[Dataset excerpt]
==*==

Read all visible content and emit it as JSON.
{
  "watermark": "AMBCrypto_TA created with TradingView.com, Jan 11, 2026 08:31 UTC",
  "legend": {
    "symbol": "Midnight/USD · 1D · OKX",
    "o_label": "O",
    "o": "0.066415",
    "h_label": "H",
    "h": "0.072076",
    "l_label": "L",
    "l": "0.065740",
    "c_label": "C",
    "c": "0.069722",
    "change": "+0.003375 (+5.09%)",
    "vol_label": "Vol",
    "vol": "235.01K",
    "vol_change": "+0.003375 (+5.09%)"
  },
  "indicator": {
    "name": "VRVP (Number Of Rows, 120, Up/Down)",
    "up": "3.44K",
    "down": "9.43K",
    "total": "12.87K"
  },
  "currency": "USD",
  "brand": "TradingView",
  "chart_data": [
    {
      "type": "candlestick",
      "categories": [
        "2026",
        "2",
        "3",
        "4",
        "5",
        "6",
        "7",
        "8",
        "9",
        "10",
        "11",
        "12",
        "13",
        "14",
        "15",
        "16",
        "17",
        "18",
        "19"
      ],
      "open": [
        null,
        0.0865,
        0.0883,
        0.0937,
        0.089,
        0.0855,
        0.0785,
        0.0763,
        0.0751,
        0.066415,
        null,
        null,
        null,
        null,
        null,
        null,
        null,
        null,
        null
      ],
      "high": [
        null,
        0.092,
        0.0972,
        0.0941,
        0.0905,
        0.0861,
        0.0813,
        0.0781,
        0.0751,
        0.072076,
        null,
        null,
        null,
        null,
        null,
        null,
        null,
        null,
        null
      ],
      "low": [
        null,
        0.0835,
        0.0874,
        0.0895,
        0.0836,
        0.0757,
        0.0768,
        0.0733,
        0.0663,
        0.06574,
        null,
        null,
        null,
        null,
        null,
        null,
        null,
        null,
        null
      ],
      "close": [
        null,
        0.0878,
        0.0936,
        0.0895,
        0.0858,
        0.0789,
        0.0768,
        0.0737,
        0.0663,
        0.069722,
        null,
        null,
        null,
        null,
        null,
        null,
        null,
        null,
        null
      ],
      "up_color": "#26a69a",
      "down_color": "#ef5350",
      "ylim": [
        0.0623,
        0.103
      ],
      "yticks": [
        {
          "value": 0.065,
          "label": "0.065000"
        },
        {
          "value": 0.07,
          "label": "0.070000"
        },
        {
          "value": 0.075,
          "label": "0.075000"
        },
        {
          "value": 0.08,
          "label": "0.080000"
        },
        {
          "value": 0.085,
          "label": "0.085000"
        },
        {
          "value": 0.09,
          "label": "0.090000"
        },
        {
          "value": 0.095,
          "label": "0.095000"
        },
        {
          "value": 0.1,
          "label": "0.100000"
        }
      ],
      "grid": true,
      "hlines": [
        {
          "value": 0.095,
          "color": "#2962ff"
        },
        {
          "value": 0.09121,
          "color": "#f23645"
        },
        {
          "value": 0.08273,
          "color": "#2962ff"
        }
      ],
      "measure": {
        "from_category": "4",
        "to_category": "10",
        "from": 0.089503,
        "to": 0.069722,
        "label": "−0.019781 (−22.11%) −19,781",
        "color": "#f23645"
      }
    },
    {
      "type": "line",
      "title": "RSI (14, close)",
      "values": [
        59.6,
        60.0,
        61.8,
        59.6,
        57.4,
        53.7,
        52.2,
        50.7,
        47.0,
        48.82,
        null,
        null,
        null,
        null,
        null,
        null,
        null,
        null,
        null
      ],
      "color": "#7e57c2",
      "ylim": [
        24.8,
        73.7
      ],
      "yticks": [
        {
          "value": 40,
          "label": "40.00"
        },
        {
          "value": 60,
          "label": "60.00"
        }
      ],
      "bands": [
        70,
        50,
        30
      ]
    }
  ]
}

==*==

Quote the material exactly, leaving nothing out.

Read all visible content and emit it as JSON.
{
  "watermark": "AMBCrypto_TA created with TradingView.com, Jan 11, 2026 08:31 UTC",
  "legend": {
    "symbol": "Midnight/USD · 1D · OKX",
    "o_label": "O",
    "o": "0.066415",
    "h_label": "H",
    "h": "0.072076",
    "l_label": "L",
    "l": "0.065740",
    "c_label": "C",
    "c": "0.069722",
    "change": "+0.003375 (+5.09%)",
    "vol_label": "Vol",
    "vol": "235.01K",
    "vol_change": "+0.003375 (+5.09%)"
  },
  "indicator": {
    "name": "VRVP (Number Of Rows, 120, Up/Down)",
    "up": "3.44K",
    "down": "9.43K",
    "total": "12.87K"
  },
  "currency": "USD",
  "brand": "TradingView",
  "chart_data": [
    {
      "type": "candlestick",
      "categories": [
        "2026",
        "2",
        "3",
        "4",
        "5",
        "6",
        "7",
        "8",
        "9",
        "10",
        "11",
        "12",
        "13",
        "14",
        "15",
        "16",
        "17",
        "18",
        "19"
      ],
      "open": [
        null,
        0.0865,
        0.0883,
        0.0937,
        0.089,
        0.0855,
        0.0785,
        0.0763,
        0.0751,
        0.066415,
        null,
        null,
        null,
        null,
        null,
        null,
        null,
        null,
        null
      ],
      "high": [
        null,
        0.092,
        0.0972,
        0.0941,
        0.0905,
        0.0861,
        0.0813,
        0.0781,
        0.0751,
        0.072076,
        null,
        null,
        null,
        null,
        null,
        null,
        null,
        null,
        null
      ],
      "low": [
        null,
        0.0835,
        0.0874,
        0.0895,
        0.0836,
        0.0757,
        0.0768,
        0.0733,
        0.0663,
        0.06574,
        null,
        null,
        null,
        null,
        null,
        null,
        null,
        null,
        null
      ],
      "close": [
        null,
        0.0878,
        0.0936,
        0.0895,
        0.0858,
        0.0789,
        0.0768,
        0.0737,
        0.0663,
        0.069722,
        null,
        null,
        null,
        null,
        null,
        null,
        null,
        null,
        null
      ],
      "up_color": "#26a69a",
      "down_color": "#ef5350",
      "ylim": [
        0.0623,
        0.103
      ],
      "yticks": [
        {
          "value": 0.065,
          "label": "0.065000"
        },
        {
          "value": 0.07,
          "label": "0.070000"
        },
        {
          "value": 0.075,
          "label": "0.075000"
        },
        {
          "value": 0.08,
          "label": "0.080000"
        },
        {
          "value": 0.085,
          "label": "0.085000"
        },
        {
          "value": 0.09,
          "label": "0.090000"
        },
        {
          "value": 0.095,
          "label": "0.095000"
        },
        {
          "value": 0.1,
          "label": "0.100000"
        }
      ],
      "grid": true,
      "hlines": [
        {
          "value": 0.095,
          "color": "#2962ff"
        },
        {
          "value": 0.09121,
          "color": "#f23645"
        },
        {
          "value": 0.08273,
          "color": "#2962ff"
        }
      ],
      "measure": {
        "from_category": "4",
        "to_category": "10",
        "from": 0.089503,
        "to": 0.069722,
        "label": "−0.019781 (−22.11%) −19,781",
        "color": "#f23645"
      }
    },
    {
      "type": "line",
      "title": "RSI (14, close)",
      "values": [
        59.6,
        60.0,
        61.8,
        59.6,
        57.4,
        53.7,
        52.2,
        50.7,
        47.0,
        48.82,
        null,
        null,
        null,
        null,
        null,
        null,
        null,
        null,
        null
      ],
      "color": "#7e57c2",
      "ylim": [
        24.8,
        73.7
      ],
      "yticks": [
        {
          "value": 40,
          "label": "40.00"
        },
        {
          "value": 60,
          "label": "60.00"
        }
      ],
      "bands": [
        70,
        50,
        30
      ]
    }
  ]
}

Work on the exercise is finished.